▸ **Exercise instructions**:
Convert every line of the items below into a numbered list, leaving out blank lines and the pictures.

· · · ·

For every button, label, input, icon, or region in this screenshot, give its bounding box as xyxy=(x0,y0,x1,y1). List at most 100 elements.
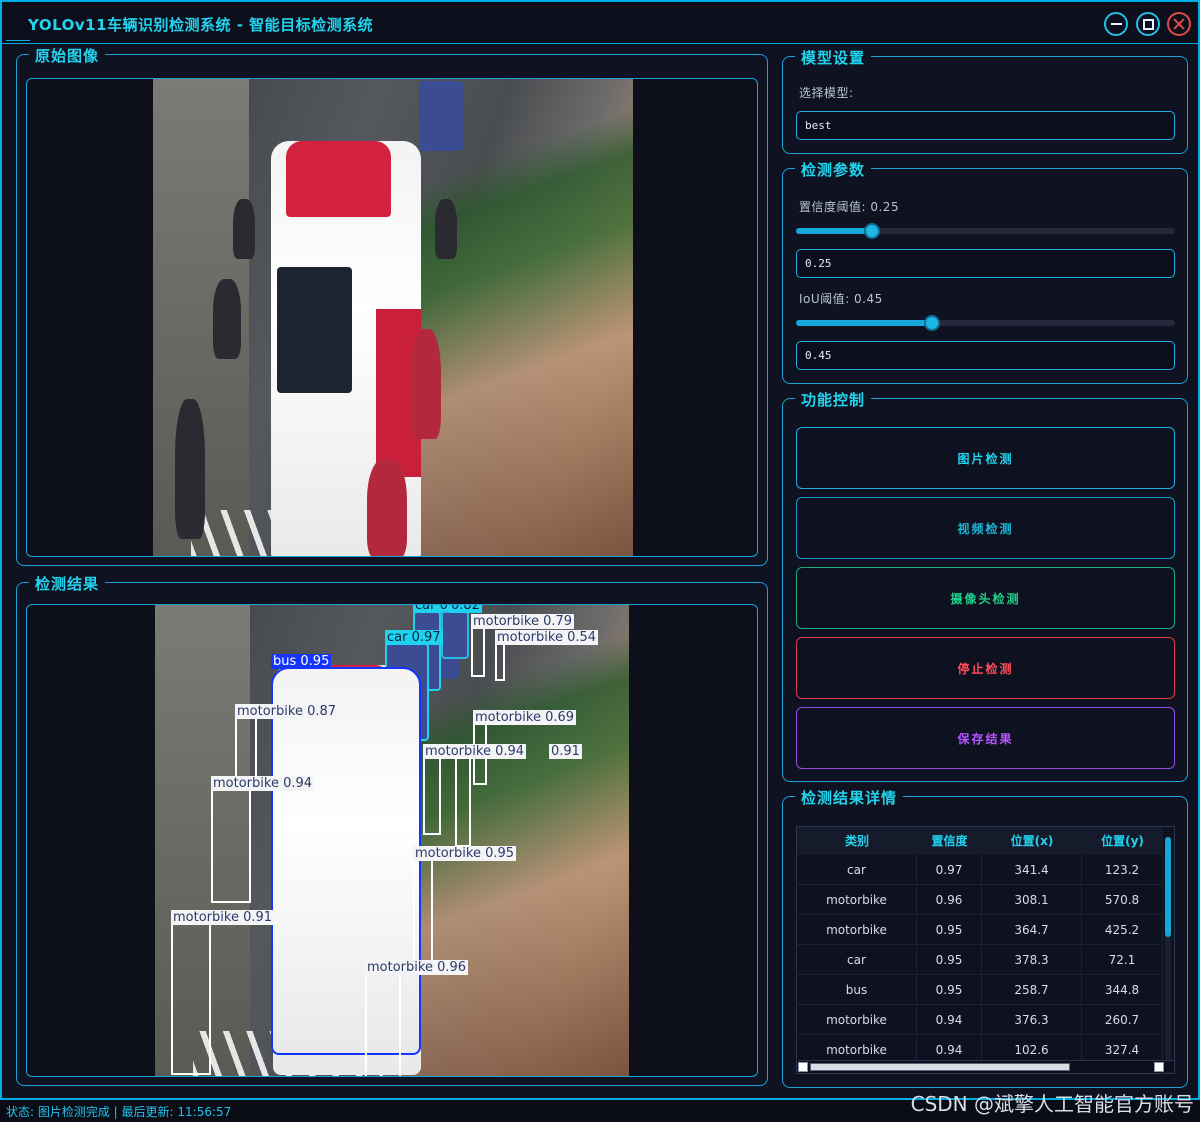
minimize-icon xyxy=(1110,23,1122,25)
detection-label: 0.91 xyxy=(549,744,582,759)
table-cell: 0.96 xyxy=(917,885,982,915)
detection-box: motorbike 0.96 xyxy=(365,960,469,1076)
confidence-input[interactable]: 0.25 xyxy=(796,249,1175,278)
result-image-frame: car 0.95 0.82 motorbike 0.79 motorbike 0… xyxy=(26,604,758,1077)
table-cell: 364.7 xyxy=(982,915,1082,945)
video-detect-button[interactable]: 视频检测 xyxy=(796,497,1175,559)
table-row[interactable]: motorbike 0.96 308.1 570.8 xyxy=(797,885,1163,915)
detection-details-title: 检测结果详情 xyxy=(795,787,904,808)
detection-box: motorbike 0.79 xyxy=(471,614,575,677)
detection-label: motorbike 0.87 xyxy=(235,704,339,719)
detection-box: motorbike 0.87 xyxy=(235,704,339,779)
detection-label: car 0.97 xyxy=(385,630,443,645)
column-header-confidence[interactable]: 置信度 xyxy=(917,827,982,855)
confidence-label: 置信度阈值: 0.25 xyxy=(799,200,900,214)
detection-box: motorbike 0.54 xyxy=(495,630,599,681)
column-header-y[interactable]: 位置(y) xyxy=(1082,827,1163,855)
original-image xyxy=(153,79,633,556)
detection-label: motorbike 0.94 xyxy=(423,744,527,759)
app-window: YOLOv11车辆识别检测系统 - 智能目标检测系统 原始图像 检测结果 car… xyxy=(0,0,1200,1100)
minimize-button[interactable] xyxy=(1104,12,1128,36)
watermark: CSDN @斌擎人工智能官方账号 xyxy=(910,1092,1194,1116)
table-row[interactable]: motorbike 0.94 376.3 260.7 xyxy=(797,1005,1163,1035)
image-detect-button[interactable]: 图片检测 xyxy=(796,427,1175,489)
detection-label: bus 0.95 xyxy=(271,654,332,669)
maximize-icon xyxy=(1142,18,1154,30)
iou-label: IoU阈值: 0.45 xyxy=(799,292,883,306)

· · · ·

▸ **Task result**:
1. For every button, label, input, icon, or region in this screenshot, give its bounding box as xyxy=(x0,y0,x1,y1). List at most 100 elements.
2. minimize-icon xyxy=(1110,23,1122,25)
3. detection-label: 0.91 xyxy=(549,744,582,759)
4. table-cell: 0.96 xyxy=(917,885,982,915)
5. detection-box: motorbike 0.96 xyxy=(365,960,469,1076)
6. confidence-input[interactable]: 0.25 xyxy=(796,249,1175,278)
7. result-image-frame: car 0.95 0.82 motorbike 0.79 motorbike 0… xyxy=(26,604,758,1077)
8. table-cell: 364.7 xyxy=(982,915,1082,945)
9. video-detect-button[interactable]: 视频检测 xyxy=(796,497,1175,559)
10. table-row[interactable]: motorbike 0.96 308.1 570.8 xyxy=(797,885,1163,915)
11. detection-details-title: 检测结果详情 xyxy=(795,787,904,808)
12. detection-box: motorbike 0.79 xyxy=(471,614,575,677)
13. detection-label: motorbike 0.87 xyxy=(235,704,339,719)
14. detection-box: motorbike 0.87 xyxy=(235,704,339,779)
15. detection-label: car 0.97 xyxy=(385,630,443,645)
16. column-header-confidence[interactable]: 置信度 xyxy=(917,827,982,855)
17. confidence-label: 置信度阈值: 0.25 xyxy=(799,200,900,214)
18. detection-box: motorbike 0.54 xyxy=(495,630,599,681)
19. column-header-y[interactable]: 位置(y) xyxy=(1082,827,1163,855)
20. original-image xyxy=(153,79,633,556)
21. detection-label: motorbike 0.94 xyxy=(423,744,527,759)
22. app-window: YOLOv11车辆识别检测系统 - 智能目标检测系统 原始图像 检测结果 car… xyxy=(0,0,1200,1100)
23. minimize-button[interactable] xyxy=(1104,12,1128,36)
24. watermark: CSDN @斌擎人工智能官方账号 xyxy=(910,1092,1194,1116)
25. table-row[interactable]: motorbike 0.94 376.3 260.7 xyxy=(797,1005,1163,1035)
26. image-detect-button[interactable]: 图片检测 xyxy=(796,427,1175,489)
27. detection-label: bus 0.95 xyxy=(271,654,332,669)
28. maximize-icon xyxy=(1142,18,1154,30)
29. iou-label: IoU阈值: 0.45 xyxy=(799,292,883,306)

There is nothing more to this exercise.